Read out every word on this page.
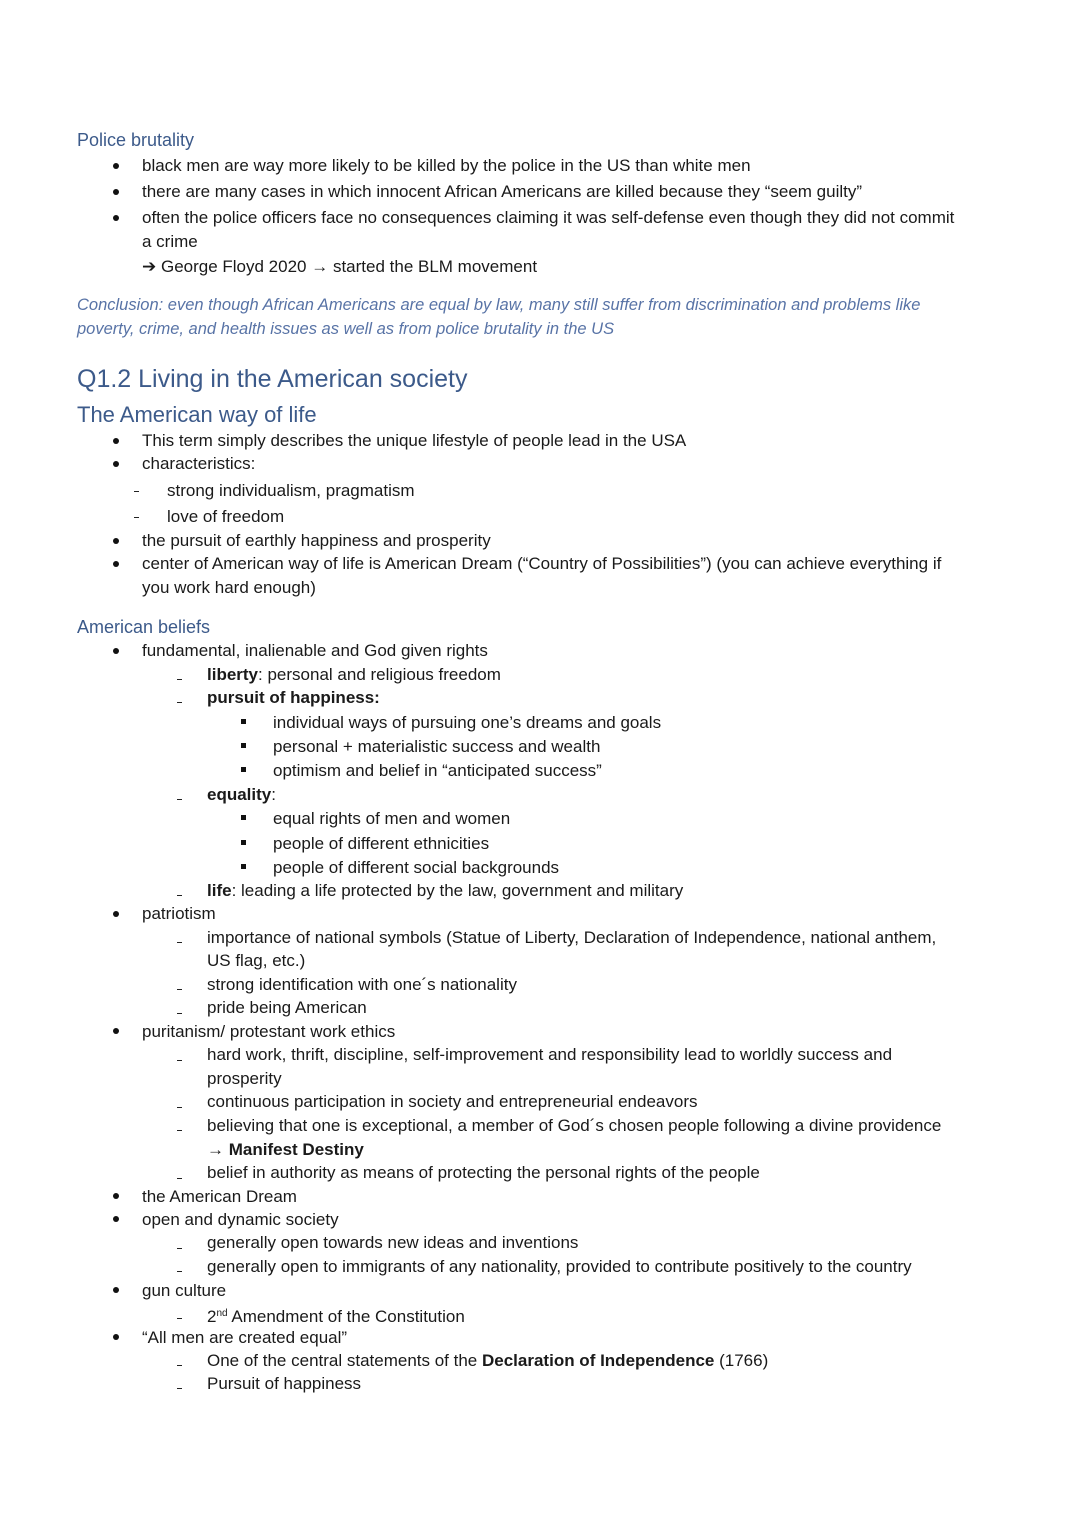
Police brutality
black men are way more likely to be killed by the police in the US than white men
there are many cases in which innocent African Americans are killed because they “seem guilty”
often the police officers face no consequences claiming it was self-defense even though they did not commit
a crime
➔ George Floyd 2020 → started the BLM movement
Conclusion: even though African Americans are equal by law, many still suffer from discrimination and problems like
poverty, crime, and health issues as well as from police brutality in the US
Q1.2 Living in the American society
The American way of life
This term simply describes the unique lifestyle of people lead in the USA
characteristics:
strong individualism, pragmatism
love of freedom
the pursuit of earthly happiness and prosperity
center of American way of life is American Dream (“Country of Possibilities”) (you can achieve everything if
you work hard enough)
American beliefs
fundamental, inalienable and God given rights
liberty: personal and religious freedom
pursuit of happiness:
individual ways of pursuing one’s dreams and goals
personal + materialistic success and wealth
optimism and belief in “anticipated success”
equality:
equal rights of men and women
people of different ethnicities
people of different social backgrounds
life: leading a life protected by the law, government and military
patriotism
importance of national symbols (Statue of Liberty, Declaration of Independence, national anthem,
US flag, etc.)
strong identification with one´s nationality
pride being American
puritanism/ protestant work ethics
hard work, thrift, discipline, self-improvement and responsibility lead to worldly success and
prosperity
continuous participation in society and entrepreneurial endeavors
believing that one is exceptional, a member of God´s chosen people following a divine providence
→ Manifest Destiny
belief in authority as means of protecting the personal rights of the people
the American Dream
open and dynamic society
generally open towards new ideas and inventions
generally open to immigrants of any nationality, provided to contribute positively to the country
gun culture
2nd Amendment of the Constitution
“All men are created equal”
One of the central statements of the Declaration of Independence (1766)
Pursuit of happiness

Short problem
The pictures in the entries should be left out; output everything else exactly.

Task answer
Read out every word on this page.
Police brutality
black men are way more likely to be killed by the police in the US than white men
there are many cases in which innocent African Americans are killed because they “seem guilty”
often the police officers face no consequences claiming it was self-defense even though they did not commit
a crime
➔ George Floyd 2020 → started the BLM movement
Conclusion: even though African Americans are equal by law, many still suffer from discrimination and problems like
poverty, crime, and health issues as well as from police brutality in the US
Q1.2 Living in the American society
The American way of life
This term simply describes the unique lifestyle of people lead in the USA
characteristics:
strong individualism, pragmatism
love of freedom
the pursuit of earthly happiness and prosperity
center of American way of life is American Dream (“Country of Possibilities”) (you can achieve everything if
you work hard enough)
American beliefs
fundamental, inalienable and God given rights
liberty: personal and religious freedom
pursuit of happiness:
individual ways of pursuing one’s dreams and goals
personal + materialistic success and wealth
optimism and belief in “anticipated success”
equality:
equal rights of men and women
people of different ethnicities
people of different social backgrounds
life: leading a life protected by the law, government and military
patriotism
importance of national symbols (Statue of Liberty, Declaration of Independence, national anthem,
US flag, etc.)
strong identification with one´s nationality
pride being American
puritanism/ protestant work ethics
hard work, thrift, discipline, self-improvement and responsibility lead to worldly success and
prosperity
continuous participation in society and entrepreneurial endeavors
believing that one is exceptional, a member of God´s chosen people following a divine providence
→ Manifest Destiny
belief in authority as means of protecting the personal rights of the people
the American Dream
open and dynamic society
generally open towards new ideas and inventions
generally open to immigrants of any nationality, provided to contribute positively to the country
gun culture
2nd Amendment of the Constitution
“All men are created equal”
One of the central statements of the Declaration of Independence (1766)
Pursuit of happiness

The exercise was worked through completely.